Work to be completed: Copy the listing below word for word, from its first line through the line containing "bar-segment-tp bbox=[659, 219, 722, 498]", with both ends included.

Stored records:

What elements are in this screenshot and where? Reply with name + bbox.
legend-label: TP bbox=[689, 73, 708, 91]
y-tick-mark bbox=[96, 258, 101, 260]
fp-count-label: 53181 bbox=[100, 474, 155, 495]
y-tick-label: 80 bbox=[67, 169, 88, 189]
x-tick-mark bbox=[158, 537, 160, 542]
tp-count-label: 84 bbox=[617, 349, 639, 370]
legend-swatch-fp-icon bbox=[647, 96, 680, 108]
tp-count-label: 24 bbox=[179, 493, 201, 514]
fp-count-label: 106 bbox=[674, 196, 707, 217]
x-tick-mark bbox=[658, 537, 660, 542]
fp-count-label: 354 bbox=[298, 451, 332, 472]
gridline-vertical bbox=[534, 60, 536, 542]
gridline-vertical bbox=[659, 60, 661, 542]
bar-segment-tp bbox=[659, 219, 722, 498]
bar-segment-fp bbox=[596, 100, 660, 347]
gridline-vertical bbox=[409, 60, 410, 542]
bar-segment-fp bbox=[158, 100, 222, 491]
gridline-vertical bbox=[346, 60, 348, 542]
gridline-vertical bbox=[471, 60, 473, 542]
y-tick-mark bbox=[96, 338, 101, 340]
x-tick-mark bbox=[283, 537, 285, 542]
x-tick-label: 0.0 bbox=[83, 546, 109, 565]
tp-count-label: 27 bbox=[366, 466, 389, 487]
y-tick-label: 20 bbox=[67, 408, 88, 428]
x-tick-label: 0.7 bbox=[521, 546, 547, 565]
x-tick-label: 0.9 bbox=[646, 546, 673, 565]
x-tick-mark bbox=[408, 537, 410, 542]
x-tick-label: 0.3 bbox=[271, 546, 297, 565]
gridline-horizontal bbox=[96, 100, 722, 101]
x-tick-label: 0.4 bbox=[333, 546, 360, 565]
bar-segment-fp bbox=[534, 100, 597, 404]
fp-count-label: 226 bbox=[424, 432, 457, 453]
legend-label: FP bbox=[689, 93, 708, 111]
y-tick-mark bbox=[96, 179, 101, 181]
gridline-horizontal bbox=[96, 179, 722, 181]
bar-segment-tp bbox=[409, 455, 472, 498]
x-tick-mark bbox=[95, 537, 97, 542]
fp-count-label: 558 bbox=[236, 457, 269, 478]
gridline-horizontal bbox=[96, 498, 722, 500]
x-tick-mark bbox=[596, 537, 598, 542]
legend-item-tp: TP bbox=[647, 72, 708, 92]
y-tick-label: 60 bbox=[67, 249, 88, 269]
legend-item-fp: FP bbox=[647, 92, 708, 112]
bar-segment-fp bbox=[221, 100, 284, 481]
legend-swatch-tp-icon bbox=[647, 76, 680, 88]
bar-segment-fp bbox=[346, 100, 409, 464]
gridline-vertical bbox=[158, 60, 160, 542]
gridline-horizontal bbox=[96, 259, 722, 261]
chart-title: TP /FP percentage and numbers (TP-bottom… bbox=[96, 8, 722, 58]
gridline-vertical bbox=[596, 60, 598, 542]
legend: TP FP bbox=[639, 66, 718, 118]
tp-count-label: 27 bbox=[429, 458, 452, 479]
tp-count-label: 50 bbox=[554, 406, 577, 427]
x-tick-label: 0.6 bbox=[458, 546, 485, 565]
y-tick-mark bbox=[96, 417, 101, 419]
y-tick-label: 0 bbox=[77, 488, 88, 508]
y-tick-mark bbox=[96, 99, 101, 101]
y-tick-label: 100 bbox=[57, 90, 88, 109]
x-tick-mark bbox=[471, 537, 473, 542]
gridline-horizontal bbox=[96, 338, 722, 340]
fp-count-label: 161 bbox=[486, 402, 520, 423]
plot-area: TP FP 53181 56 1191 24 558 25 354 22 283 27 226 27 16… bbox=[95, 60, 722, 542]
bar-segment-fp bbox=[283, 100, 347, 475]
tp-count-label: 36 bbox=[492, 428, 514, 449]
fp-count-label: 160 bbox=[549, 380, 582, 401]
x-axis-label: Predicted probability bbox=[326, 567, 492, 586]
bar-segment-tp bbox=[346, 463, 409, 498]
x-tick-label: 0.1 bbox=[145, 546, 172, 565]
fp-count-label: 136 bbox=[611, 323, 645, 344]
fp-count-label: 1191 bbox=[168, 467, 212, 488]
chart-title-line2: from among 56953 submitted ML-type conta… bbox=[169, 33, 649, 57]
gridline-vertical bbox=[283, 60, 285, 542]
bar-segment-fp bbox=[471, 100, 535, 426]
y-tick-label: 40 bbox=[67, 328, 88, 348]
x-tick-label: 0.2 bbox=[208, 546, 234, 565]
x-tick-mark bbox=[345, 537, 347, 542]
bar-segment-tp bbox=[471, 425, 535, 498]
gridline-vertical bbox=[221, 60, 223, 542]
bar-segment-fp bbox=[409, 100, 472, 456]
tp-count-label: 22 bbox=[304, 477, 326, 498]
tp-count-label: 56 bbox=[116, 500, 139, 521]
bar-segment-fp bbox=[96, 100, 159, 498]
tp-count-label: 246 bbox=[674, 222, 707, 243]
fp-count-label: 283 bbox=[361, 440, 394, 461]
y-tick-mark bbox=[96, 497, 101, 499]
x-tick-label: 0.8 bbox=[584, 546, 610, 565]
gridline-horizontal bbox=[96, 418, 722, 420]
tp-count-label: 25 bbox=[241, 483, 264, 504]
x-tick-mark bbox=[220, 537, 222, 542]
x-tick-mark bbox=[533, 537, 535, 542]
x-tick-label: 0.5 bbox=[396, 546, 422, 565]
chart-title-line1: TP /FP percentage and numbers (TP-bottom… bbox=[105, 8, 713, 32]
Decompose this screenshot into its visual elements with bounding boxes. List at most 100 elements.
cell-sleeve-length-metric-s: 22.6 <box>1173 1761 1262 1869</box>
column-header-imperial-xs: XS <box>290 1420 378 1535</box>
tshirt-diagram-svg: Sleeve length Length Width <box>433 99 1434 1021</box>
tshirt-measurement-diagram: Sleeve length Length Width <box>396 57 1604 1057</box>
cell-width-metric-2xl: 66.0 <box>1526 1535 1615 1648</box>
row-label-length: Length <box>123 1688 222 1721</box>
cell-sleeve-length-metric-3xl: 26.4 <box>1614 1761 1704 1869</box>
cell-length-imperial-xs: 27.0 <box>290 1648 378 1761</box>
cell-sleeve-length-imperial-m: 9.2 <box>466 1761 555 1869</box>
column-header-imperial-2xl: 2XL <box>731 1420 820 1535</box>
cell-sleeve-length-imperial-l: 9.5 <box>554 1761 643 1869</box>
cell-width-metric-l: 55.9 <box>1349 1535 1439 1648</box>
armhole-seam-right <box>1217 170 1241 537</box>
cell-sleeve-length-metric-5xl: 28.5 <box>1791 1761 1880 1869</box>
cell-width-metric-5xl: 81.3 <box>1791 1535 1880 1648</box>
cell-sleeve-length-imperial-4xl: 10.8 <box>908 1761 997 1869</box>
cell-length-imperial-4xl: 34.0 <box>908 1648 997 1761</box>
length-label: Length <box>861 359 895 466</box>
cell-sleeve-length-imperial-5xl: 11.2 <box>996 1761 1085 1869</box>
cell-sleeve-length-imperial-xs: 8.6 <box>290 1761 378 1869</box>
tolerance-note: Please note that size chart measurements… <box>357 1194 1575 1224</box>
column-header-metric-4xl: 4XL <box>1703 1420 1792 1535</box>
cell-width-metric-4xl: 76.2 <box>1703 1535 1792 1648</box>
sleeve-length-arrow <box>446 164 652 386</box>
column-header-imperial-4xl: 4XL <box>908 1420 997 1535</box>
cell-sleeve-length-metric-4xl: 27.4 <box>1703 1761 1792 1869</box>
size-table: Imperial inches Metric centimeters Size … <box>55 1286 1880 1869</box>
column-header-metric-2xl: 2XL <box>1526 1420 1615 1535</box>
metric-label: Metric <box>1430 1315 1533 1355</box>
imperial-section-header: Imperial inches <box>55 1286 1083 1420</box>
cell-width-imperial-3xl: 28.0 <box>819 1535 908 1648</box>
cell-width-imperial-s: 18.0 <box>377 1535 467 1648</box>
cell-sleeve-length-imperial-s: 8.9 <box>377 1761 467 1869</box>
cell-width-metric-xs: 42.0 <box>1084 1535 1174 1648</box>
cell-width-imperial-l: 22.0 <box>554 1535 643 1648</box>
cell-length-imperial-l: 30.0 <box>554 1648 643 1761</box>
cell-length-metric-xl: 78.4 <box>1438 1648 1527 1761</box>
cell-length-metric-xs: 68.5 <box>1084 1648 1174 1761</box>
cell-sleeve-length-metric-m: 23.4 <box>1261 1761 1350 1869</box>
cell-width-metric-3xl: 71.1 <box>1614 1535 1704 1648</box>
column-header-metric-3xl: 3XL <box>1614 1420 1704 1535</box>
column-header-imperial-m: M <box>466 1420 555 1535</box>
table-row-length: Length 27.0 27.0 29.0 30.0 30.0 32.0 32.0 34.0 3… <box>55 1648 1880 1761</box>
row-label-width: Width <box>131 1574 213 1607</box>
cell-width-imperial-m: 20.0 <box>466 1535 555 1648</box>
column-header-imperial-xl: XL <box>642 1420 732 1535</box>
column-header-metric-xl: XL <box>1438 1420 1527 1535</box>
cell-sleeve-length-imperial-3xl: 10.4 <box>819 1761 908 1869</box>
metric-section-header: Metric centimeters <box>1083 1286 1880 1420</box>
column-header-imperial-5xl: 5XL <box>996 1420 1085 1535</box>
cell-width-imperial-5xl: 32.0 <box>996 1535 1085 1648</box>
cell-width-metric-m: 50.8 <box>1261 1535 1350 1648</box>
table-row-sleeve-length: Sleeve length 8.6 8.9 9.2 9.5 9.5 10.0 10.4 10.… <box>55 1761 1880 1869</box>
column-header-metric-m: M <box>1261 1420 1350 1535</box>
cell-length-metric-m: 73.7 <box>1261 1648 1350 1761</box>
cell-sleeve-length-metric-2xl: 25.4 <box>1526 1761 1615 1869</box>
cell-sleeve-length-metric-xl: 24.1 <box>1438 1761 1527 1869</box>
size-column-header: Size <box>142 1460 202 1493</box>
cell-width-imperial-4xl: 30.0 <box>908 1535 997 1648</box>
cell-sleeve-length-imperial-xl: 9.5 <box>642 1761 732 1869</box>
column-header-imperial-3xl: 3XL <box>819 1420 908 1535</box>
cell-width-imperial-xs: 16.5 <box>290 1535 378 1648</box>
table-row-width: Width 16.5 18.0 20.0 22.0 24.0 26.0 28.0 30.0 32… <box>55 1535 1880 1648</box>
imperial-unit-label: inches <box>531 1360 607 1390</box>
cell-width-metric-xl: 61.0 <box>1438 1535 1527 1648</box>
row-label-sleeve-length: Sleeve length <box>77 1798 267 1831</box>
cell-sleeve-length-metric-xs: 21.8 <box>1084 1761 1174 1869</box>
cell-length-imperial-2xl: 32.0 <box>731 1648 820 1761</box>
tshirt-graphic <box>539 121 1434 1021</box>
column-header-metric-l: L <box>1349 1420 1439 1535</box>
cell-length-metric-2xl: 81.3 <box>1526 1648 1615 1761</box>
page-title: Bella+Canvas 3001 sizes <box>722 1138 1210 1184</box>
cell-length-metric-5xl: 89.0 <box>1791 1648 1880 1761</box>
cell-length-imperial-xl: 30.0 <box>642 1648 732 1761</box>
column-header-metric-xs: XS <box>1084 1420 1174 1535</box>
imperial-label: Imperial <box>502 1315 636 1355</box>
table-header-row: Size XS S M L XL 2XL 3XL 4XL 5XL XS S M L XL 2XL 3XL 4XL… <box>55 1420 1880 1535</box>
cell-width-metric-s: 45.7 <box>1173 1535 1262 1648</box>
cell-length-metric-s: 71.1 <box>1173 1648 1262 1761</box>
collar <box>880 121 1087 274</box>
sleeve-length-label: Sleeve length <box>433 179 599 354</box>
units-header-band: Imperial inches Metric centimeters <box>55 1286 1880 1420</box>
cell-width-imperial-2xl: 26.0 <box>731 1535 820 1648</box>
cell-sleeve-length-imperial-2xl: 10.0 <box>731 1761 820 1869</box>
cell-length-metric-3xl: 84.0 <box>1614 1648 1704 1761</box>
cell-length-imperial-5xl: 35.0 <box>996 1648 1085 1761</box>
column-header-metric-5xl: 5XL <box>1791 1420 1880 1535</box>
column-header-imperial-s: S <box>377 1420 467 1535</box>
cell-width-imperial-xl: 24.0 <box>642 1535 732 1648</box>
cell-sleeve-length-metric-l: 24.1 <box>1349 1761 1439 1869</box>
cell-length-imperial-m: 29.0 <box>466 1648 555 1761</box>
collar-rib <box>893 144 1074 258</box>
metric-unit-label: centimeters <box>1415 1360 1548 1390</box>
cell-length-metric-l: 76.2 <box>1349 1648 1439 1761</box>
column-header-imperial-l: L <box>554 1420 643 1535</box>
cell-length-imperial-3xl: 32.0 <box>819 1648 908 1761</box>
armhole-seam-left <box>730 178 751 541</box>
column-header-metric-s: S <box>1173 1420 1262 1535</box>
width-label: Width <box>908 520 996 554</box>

Expected answer:
What elements are in this screenshot and where? Reply with name + bbox.
legend-label: TP bbox=[689, 73, 708, 91]
y-tick-mark bbox=[96, 258, 101, 260]
fp-count-label: 53181 bbox=[100, 474, 155, 495]
y-tick-label: 80 bbox=[67, 169, 88, 189]
x-tick-mark bbox=[158, 537, 160, 542]
tp-count-label: 84 bbox=[617, 349, 639, 370]
legend-swatch-fp-icon bbox=[647, 96, 680, 108]
tp-count-label: 24 bbox=[179, 493, 201, 514]
fp-count-label: 106 bbox=[674, 196, 707, 217]
x-tick-mark bbox=[658, 537, 660, 542]
fp-count-label: 354 bbox=[298, 451, 332, 472]
gridline-vertical bbox=[534, 60, 536, 542]
gridline-vertical bbox=[659, 60, 661, 542]
bar-segment-tp bbox=[659, 219, 722, 498]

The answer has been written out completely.